>> Start Listed entries

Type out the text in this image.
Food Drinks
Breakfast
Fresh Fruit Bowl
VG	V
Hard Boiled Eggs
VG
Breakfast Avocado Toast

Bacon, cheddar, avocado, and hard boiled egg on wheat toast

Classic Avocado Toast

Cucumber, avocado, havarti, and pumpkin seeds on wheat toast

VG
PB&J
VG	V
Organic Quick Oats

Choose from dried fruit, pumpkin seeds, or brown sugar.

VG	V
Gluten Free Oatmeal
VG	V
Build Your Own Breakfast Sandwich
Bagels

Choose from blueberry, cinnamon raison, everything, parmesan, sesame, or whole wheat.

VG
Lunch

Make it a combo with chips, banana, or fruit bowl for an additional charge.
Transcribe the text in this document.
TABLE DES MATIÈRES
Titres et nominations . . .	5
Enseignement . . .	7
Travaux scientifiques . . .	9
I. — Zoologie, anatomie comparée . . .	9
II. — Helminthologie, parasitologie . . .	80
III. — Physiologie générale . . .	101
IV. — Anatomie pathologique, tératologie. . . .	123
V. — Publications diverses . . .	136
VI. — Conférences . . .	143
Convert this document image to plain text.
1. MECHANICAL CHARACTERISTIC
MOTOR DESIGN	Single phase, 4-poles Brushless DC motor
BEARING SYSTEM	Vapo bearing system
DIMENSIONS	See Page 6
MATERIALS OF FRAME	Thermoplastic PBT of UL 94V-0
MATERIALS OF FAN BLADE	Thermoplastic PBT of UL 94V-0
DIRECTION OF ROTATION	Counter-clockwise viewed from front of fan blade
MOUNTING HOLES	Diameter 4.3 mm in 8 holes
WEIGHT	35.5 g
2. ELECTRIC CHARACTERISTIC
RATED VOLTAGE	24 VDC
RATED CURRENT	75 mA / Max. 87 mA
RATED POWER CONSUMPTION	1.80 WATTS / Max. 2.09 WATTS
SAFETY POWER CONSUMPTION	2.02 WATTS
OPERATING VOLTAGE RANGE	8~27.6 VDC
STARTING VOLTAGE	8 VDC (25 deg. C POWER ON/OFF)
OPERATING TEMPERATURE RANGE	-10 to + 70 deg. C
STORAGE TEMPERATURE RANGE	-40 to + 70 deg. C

>> End Listed entries

_What you will do_. Within the data above, pick out all lines holding the word "this".

_Task solution_.
Type out the text in this image.
Transcribe the text in this document.
Convert this document image to plain text.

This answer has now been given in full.